(Records from a collection)
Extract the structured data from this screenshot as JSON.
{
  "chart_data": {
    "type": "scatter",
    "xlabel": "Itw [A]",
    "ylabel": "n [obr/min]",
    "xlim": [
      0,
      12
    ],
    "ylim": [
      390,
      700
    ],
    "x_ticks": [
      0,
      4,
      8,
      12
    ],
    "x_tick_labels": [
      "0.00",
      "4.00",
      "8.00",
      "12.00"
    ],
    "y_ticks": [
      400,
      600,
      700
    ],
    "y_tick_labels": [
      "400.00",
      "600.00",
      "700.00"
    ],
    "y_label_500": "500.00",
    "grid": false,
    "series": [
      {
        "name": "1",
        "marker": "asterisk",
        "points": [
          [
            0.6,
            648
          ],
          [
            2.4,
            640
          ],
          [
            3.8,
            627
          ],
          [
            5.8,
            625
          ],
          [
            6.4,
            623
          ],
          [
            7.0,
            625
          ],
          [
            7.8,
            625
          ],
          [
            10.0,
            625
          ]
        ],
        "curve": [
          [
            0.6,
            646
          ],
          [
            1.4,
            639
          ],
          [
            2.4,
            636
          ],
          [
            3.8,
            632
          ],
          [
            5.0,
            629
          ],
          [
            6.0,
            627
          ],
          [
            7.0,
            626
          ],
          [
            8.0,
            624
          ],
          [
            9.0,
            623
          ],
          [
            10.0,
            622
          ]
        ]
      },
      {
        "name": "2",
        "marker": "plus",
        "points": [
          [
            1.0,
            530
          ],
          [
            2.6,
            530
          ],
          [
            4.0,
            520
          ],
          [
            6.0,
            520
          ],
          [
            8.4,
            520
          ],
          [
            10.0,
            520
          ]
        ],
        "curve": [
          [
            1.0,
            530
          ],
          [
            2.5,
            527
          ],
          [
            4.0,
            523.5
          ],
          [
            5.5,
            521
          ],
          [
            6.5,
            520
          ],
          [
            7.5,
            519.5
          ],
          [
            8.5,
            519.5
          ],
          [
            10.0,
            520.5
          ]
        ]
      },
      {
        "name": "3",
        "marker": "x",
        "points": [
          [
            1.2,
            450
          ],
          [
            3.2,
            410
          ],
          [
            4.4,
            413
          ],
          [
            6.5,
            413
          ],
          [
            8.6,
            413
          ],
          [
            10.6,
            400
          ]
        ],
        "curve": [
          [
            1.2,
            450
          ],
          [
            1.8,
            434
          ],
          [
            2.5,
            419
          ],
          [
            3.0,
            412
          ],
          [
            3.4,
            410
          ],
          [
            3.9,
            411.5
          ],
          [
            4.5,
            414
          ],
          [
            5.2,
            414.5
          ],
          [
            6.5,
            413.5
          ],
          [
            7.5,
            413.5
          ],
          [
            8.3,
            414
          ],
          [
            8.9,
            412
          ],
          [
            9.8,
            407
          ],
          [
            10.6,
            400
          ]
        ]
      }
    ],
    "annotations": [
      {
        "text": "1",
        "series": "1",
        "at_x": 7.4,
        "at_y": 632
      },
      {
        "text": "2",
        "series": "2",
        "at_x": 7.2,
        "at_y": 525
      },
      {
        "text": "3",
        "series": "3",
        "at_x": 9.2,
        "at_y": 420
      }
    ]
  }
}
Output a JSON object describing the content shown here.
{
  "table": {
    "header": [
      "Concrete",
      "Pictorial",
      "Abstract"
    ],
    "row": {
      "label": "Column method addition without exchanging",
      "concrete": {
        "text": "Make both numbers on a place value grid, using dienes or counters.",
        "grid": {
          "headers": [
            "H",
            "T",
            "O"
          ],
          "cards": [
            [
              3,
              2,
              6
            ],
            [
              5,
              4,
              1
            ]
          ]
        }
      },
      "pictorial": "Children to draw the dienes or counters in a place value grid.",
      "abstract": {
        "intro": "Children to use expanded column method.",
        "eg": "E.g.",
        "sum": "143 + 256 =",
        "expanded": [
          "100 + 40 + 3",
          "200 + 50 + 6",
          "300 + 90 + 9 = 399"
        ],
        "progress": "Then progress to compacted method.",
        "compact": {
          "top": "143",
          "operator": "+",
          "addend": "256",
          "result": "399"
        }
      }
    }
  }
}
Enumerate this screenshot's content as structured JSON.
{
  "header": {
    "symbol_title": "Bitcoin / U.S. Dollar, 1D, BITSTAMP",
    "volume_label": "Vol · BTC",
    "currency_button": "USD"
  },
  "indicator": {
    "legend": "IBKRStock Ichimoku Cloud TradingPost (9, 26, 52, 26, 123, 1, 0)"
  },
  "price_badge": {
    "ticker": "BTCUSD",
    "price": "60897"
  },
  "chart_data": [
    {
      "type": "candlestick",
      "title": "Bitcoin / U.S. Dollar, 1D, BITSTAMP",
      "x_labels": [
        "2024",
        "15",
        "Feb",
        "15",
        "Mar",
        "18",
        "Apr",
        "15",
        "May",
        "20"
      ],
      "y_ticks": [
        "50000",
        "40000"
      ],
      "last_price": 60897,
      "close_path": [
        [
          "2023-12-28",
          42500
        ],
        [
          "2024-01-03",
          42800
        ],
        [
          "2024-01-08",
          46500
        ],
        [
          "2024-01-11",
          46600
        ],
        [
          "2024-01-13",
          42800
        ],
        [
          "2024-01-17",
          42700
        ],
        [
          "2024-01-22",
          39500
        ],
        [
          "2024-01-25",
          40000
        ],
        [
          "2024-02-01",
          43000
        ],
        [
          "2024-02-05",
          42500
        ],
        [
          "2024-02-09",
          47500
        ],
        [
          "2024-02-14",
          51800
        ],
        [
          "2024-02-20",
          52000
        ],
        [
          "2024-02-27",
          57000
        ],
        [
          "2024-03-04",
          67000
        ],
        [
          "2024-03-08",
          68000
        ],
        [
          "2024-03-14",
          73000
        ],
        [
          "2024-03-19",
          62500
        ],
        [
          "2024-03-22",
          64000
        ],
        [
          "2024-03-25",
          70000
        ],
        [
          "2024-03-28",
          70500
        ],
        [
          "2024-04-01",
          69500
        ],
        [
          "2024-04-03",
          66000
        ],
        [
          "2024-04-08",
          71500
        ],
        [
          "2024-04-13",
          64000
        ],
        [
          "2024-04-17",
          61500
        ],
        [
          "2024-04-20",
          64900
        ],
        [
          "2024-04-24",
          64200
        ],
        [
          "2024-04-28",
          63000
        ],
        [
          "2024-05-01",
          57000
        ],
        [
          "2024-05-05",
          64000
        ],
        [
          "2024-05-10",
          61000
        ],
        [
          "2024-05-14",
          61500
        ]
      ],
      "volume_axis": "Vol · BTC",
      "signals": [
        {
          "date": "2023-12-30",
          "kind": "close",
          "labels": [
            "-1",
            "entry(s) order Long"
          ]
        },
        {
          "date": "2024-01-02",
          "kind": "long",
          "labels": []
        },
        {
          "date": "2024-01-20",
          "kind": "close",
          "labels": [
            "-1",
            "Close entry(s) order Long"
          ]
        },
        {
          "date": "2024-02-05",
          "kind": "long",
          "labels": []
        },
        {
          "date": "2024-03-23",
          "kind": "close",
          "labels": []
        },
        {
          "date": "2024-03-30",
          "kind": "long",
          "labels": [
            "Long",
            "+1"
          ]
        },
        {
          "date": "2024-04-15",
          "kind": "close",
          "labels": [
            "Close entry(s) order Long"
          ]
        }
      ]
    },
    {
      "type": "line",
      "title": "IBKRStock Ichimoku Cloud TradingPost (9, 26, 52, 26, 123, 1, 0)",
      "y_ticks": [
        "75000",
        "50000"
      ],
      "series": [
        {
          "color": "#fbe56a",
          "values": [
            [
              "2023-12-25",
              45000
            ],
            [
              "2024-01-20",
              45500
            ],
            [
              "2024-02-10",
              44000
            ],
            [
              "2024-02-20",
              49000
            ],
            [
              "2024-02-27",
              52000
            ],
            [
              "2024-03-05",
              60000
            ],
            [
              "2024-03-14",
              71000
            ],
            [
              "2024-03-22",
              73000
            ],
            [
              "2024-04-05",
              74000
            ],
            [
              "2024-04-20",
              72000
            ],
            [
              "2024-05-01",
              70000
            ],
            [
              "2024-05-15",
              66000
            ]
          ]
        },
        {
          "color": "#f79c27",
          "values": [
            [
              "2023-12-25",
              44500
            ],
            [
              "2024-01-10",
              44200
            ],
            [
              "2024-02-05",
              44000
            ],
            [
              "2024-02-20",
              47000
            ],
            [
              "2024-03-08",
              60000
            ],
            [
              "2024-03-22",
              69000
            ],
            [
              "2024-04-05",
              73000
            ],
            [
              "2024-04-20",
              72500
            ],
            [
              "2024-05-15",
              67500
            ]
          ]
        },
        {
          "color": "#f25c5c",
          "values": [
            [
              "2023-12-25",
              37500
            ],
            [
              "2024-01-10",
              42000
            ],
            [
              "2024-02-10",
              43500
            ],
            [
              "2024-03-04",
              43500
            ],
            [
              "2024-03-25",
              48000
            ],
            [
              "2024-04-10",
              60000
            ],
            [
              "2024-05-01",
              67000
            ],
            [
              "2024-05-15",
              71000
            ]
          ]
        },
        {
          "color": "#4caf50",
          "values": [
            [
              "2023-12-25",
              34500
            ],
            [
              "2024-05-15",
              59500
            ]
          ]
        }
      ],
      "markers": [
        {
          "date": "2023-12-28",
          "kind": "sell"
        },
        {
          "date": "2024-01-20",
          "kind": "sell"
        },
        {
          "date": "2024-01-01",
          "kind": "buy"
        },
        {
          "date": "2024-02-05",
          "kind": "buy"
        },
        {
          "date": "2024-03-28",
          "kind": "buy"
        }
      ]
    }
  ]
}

#### Task to carry out:
Which lines contain "Children"? Copy each of them.

#### Exercise answer:
      "pictorial": "Children to draw the dienes or counters in a place value grid.",
        "intro": "Children to use expanded column method.",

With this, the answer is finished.